# Start of RECORDS SHOWN

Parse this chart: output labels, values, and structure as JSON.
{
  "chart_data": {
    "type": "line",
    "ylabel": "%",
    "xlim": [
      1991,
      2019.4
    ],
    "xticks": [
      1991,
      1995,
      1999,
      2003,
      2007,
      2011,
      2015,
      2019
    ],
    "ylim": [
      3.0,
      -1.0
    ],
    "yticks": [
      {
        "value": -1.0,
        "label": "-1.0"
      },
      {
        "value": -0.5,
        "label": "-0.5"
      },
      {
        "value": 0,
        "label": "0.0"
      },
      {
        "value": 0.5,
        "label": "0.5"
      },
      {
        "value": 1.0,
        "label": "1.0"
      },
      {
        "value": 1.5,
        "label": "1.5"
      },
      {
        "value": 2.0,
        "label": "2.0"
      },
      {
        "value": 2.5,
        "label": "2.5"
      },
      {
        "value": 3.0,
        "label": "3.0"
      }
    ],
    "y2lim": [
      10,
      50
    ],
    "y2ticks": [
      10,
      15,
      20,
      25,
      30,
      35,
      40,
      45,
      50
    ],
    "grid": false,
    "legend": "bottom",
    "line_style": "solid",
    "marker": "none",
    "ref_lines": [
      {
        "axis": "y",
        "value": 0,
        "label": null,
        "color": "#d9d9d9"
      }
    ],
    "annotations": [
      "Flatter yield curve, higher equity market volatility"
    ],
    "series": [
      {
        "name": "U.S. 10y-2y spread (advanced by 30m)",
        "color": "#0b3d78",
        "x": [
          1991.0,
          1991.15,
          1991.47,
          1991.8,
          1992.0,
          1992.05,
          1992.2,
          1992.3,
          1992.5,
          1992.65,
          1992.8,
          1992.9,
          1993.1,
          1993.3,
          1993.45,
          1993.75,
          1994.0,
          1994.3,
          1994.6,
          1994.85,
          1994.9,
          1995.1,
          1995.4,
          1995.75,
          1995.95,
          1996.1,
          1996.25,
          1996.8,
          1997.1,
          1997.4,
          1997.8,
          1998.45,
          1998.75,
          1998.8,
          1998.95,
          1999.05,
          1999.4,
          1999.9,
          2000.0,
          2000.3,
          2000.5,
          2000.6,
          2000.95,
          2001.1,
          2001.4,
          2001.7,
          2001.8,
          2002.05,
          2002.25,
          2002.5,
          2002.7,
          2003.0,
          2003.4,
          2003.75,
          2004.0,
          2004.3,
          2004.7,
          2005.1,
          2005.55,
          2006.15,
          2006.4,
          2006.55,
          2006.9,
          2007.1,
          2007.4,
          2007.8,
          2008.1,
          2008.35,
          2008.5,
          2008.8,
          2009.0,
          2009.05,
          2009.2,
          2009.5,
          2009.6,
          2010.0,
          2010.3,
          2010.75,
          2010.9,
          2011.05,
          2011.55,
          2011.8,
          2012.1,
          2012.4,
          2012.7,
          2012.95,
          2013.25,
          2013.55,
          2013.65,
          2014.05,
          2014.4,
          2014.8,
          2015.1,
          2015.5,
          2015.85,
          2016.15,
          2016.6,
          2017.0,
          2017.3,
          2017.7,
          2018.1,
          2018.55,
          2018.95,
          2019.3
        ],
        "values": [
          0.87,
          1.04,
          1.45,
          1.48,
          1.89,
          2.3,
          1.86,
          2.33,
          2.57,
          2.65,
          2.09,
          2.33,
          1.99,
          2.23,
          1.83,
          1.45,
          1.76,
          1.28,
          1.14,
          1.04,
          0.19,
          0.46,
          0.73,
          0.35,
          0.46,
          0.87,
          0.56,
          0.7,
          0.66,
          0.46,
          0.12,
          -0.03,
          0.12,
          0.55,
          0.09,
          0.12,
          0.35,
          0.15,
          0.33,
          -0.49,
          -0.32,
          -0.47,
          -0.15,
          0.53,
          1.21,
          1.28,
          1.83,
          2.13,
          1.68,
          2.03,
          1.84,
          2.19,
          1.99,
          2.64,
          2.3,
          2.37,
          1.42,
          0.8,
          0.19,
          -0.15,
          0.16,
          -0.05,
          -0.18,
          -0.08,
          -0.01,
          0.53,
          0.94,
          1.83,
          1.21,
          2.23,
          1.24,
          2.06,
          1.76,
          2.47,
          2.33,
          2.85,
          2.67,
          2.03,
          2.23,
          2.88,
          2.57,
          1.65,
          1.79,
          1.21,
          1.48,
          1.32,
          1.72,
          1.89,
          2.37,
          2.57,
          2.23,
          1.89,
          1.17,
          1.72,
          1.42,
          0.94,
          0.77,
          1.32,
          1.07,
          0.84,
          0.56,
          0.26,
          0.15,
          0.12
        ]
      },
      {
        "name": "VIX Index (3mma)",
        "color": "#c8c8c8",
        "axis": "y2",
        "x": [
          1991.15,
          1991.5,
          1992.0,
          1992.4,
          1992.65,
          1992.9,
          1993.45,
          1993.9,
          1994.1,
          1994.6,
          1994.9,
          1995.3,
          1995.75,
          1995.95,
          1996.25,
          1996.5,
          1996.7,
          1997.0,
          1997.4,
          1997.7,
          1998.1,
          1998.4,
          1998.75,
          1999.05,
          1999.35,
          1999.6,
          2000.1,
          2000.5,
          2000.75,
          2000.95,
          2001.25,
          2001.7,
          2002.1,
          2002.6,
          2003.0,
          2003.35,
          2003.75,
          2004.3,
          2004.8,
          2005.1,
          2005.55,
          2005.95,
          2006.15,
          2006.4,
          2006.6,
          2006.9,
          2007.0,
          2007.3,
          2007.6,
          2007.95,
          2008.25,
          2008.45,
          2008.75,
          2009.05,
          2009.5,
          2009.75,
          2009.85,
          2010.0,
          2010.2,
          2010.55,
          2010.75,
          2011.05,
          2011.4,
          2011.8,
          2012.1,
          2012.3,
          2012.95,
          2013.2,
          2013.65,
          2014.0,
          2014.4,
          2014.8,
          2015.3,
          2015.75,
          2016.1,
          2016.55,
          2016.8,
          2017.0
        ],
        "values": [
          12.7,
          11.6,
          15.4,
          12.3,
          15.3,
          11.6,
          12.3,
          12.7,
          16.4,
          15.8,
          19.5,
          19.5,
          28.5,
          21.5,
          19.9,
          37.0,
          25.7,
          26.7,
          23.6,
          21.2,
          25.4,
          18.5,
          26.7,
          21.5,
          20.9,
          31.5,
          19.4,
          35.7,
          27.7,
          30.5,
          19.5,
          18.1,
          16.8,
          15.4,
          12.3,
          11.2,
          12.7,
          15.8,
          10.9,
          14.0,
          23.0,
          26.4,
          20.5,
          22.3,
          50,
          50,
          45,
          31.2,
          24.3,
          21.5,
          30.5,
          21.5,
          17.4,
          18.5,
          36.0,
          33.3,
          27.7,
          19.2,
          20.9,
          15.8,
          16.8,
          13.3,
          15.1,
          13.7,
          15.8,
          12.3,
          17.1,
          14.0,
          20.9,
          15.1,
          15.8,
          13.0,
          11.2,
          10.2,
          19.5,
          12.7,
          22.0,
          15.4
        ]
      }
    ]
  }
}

# End of RECORDS SHOWN

### WHAT TO PRODUCE
Filter out every line that lacks the word "color", and copy the rest.

### WRITTEN ANSWER
        "color": "#d9d9d9"
        "color": "#0b3d78",
        "color": "#c8c8c8",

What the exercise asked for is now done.